Directive - Reproduce every line of the material below, but drop the pictures.

start Supplied data

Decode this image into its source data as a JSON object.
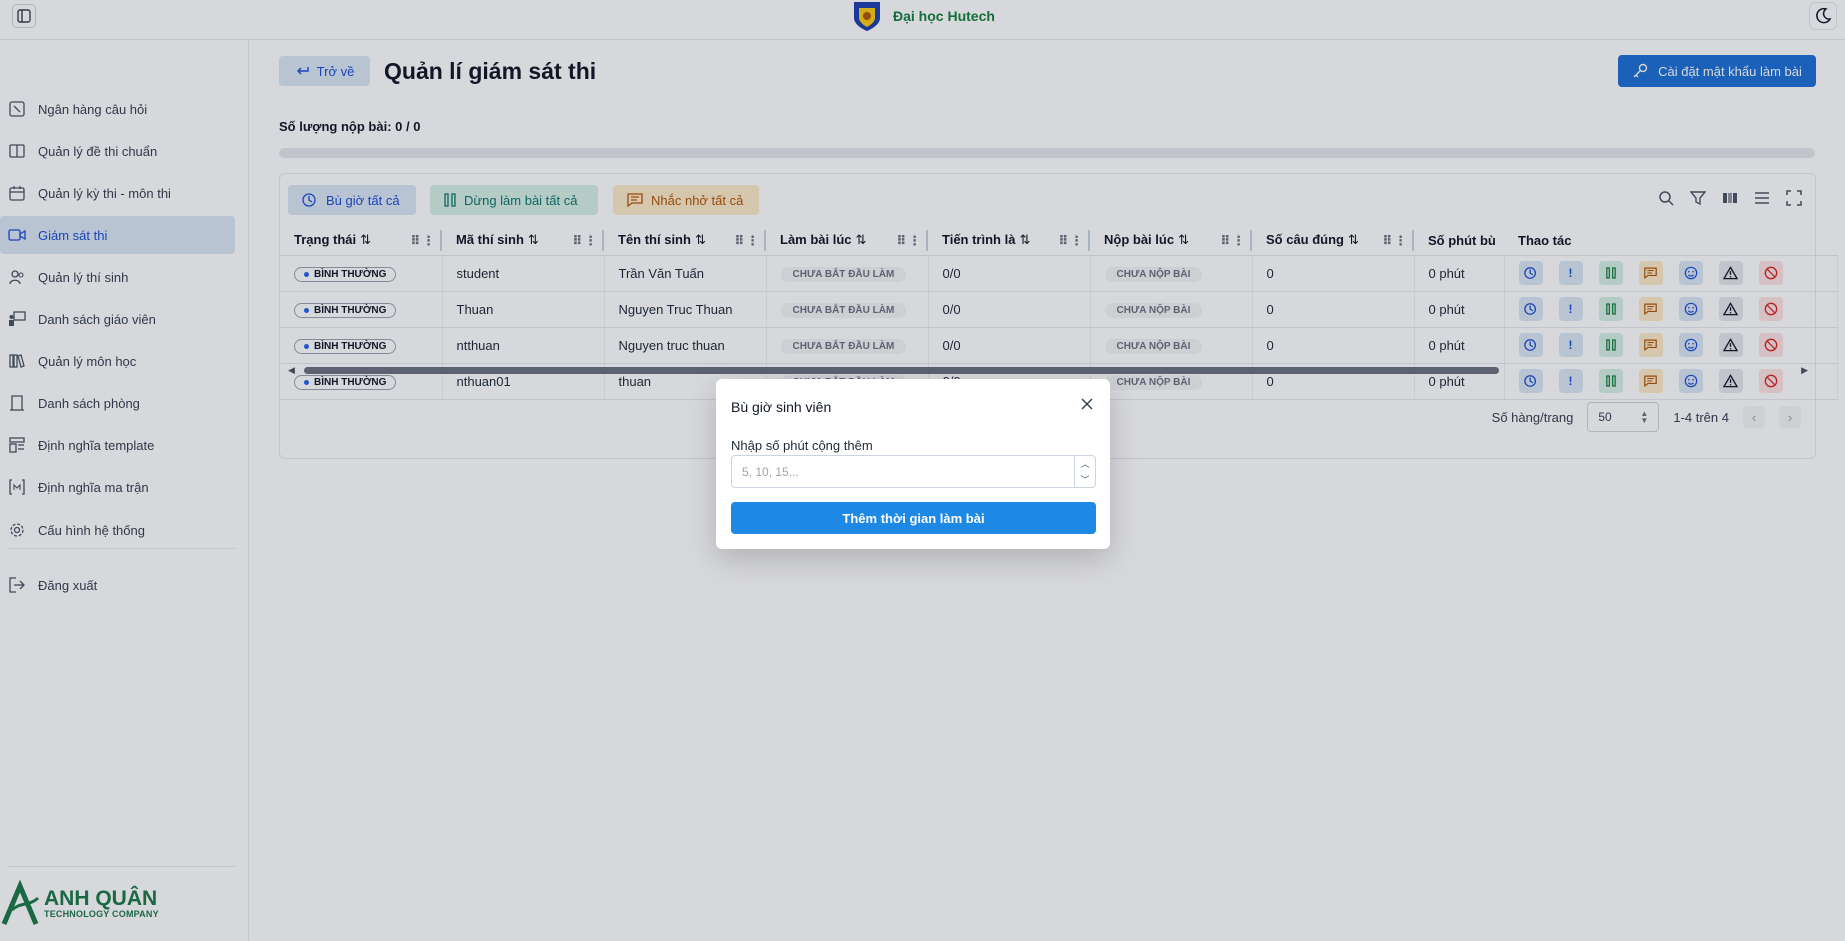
{
  "header": {
    "brand_name": "Đại học Hutech",
    "sidebar_toggle_icon": "sidebar-toggle-icon",
    "theme_icon": "moon-icon"
  },
  "sidebar": {
    "items": [
      {
        "label": "Ngân hàng câu hỏi",
        "icon": "question-bank-icon",
        "active": false
      },
      {
        "label": "Quản lý đề thi chuẩn",
        "icon": "book-icon",
        "active": false
      },
      {
        "label": "Quản lý kỳ thi - môn thi",
        "icon": "calendar-icon",
        "active": false
      },
      {
        "label": "Giám sát thi",
        "icon": "video-icon",
        "active": true
      },
      {
        "label": "Quản lý thí sinh",
        "icon": "users-icon",
        "active": false
      },
      {
        "label": "Danh sách giáo viên",
        "icon": "teacher-icon",
        "active": false
      },
      {
        "label": "Quản lý môn học",
        "icon": "library-icon",
        "active": false
      },
      {
        "label": "Danh sách phòng",
        "icon": "door-icon",
        "active": false
      },
      {
        "label": "Định nghĩa template",
        "icon": "template-icon",
        "active": false
      },
      {
        "label": "Định nghĩa ma trận",
        "icon": "matrix-icon",
        "active": false
      },
      {
        "label": "Cấu hình hệ thống",
        "icon": "gear-icon",
        "active": false
      }
    ],
    "logout_label": "Đăng xuất",
    "company_name": "ANH QUÂN",
    "company_sub": "TECHNOLOGY COMPANY"
  },
  "main": {
    "back_label": "Trở về",
    "page_title": "Quản lí giám sát thi",
    "password_button_label": "Cài đặt mật khẩu làm bài",
    "submit_count": "Số lượng nộp bài: 0 / 0",
    "toolbar": {
      "add_time_all": "Bù giờ tất cả",
      "stop_all": "Dừng làm bài tất cả",
      "remind_all": "Nhắc nhở tất cả"
    },
    "columns": [
      "Trạng thái",
      "Mã thí sinh",
      "Tên thí sinh",
      "Làm bài lúc",
      "Tiến trình là",
      "Nộp bài lúc",
      "Số câu đúng",
      "Số phút bù",
      "Thao tác"
    ],
    "rows": [
      {
        "status": "BÌNH THƯỜNG",
        "code": "student",
        "name": "Trần Văn Tuấn",
        "start": "CHƯA BẮT ĐẦU LÀM",
        "progress": "0/0",
        "submit": "CHƯA NỘP BÀI",
        "correct": "0",
        "extra": "0 phút"
      },
      {
        "status": "BÌNH THƯỜNG",
        "code": "Thuan",
        "name": "Nguyen Truc Thuan",
        "start": "CHƯA BẮT ĐẦU LÀM",
        "progress": "0/0",
        "submit": "CHƯA NỘP BÀI",
        "correct": "0",
        "extra": "0 phút"
      },
      {
        "status": "BÌNH THƯỜNG",
        "code": "ntthuan",
        "name": "Nguyen truc thuan",
        "start": "CHƯA BẮT ĐẦU LÀM",
        "progress": "0/0",
        "submit": "CHƯA NỘP BÀI",
        "correct": "0",
        "extra": "0 phút"
      },
      {
        "status": "BÌNH THƯỜNG",
        "code": "nthuan01",
        "name": "thuan",
        "start": "CHƯA BẮT ĐẦU LÀM",
        "progress": "0/0",
        "submit": "CHƯA NỘP BÀI",
        "correct": "0",
        "extra": "0 phút"
      }
    ],
    "pagination": {
      "rows_per_page_label": "Số hàng/trang",
      "rows_per_page_value": "50",
      "range": "1-4 trên 4"
    }
  },
  "modal": {
    "title": "Bù giờ sinh viên",
    "field_label": "Nhập số phút cộng thêm",
    "field_placeholder": "5, 10, 15...",
    "field_value": "",
    "submit_label": "Thêm thời gian làm bài"
  },
  "colors": {
    "primary": "#1d6fd6",
    "modal_button": "#1e88e5",
    "active_nav_bg": "#dbe7f6",
    "brand_green": "#15803d"
  }
}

end Supplied data

Problem solution -
Decode this image into its source data as a JSON object.
{
  "header": {
    "brand_name": "Đại học Hutech",
    "sidebar_toggle_icon": "sidebar-toggle-icon",
    "theme_icon": "moon-icon"
  },
  "sidebar": {
    "items": [
      {
        "label": "Ngân hàng câu hỏi",
        "icon": "question-bank-icon",
        "active": false
      },
      {
        "label": "Quản lý đề thi chuẩn",
        "icon": "book-icon",
        "active": false
      },
      {
        "label": "Quản lý kỳ thi - môn thi",
        "icon": "calendar-icon",
        "active": false
      },
      {
        "label": "Giám sát thi",
        "icon": "video-icon",
        "active": true
      },
      {
        "label": "Quản lý thí sinh",
        "icon": "users-icon",
        "active": false
      },
      {
        "label": "Danh sách giáo viên",
        "icon": "teacher-icon",
        "active": false
      },
      {
        "label": "Quản lý môn học",
        "icon": "library-icon",
        "active": false
      },
      {
        "label": "Danh sách phòng",
        "icon": "door-icon",
        "active": false
      },
      {
        "label": "Định nghĩa template",
        "icon": "template-icon",
        "active": false
      },
      {
        "label": "Định nghĩa ma trận",
        "icon": "matrix-icon",
        "active": false
      },
      {
        "label": "Cấu hình hệ thống",
        "icon": "gear-icon",
        "active": false
      }
    ],
    "logout_label": "Đăng xuất",
    "company_name": "ANH QUÂN",
    "company_sub": "TECHNOLOGY COMPANY"
  },
  "main": {
    "back_label": "Trở về",
    "page_title": "Quản lí giám sát thi",
    "password_button_label": "Cài đặt mật khẩu làm bài",
    "submit_count": "Số lượng nộp bài: 0 / 0",
    "toolbar": {
      "add_time_all": "Bù giờ tất cả",
      "stop_all": "Dừng làm bài tất cả",
      "remind_all": "Nhắc nhở tất cả"
    },
    "columns": [
      "Trạng thái",
      "Mã thí sinh",
      "Tên thí sinh",
      "Làm bài lúc",
      "Tiến trình là",
      "Nộp bài lúc",
      "Số câu đúng",
      "Số phút bù",
      "Thao tác"
    ],
    "rows": [
      {
        "status": "BÌNH THƯỜNG",
        "code": "student",
        "name": "Trần Văn Tuấn",
        "start": "CHƯA BẮT ĐẦU LÀM",
        "progress": "0/0",
        "submit": "CHƯA NỘP BÀI",
        "correct": "0",
        "extra": "0 phút"
      },
      {
        "status": "BÌNH THƯỜNG",
        "code": "Thuan",
        "name": "Nguyen Truc Thuan",
        "start": "CHƯA BẮT ĐẦU LÀM",
        "progress": "0/0",
        "submit": "CHƯA NỘP BÀI",
        "correct": "0",
        "extra": "0 phút"
      },
      {
        "status": "BÌNH THƯỜNG",
        "code": "ntthuan",
        "name": "Nguyen truc thuan",
        "start": "CHƯA BẮT ĐẦU LÀM",
        "progress": "0/0",
        "submit": "CHƯA NỘP BÀI",
        "correct": "0",
        "extra": "0 phút"
      },
      {
        "status": "BÌNH THƯỜNG",
        "code": "nthuan01",
        "name": "thuan",
        "start": "CHƯA BẮT ĐẦU LÀM",
        "progress": "0/0",
        "submit": "CHƯA NỘP BÀI",
        "correct": "0",
        "extra": "0 phút"
      }
    ],
    "pagination": {
      "rows_per_page_label": "Số hàng/trang",
      "rows_per_page_value": "50",
      "range": "1-4 trên 4"
    }
  },
  "modal": {
    "title": "Bù giờ sinh viên",
    "field_label": "Nhập số phút cộng thêm",
    "field_placeholder": "5, 10, 15...",
    "field_value": "",
    "submit_label": "Thêm thời gian làm bài"
  },
  "colors": {
    "primary": "#1d6fd6",
    "modal_button": "#1e88e5",
    "active_nav_bg": "#dbe7f6",
    "brand_green": "#15803d"
  }
}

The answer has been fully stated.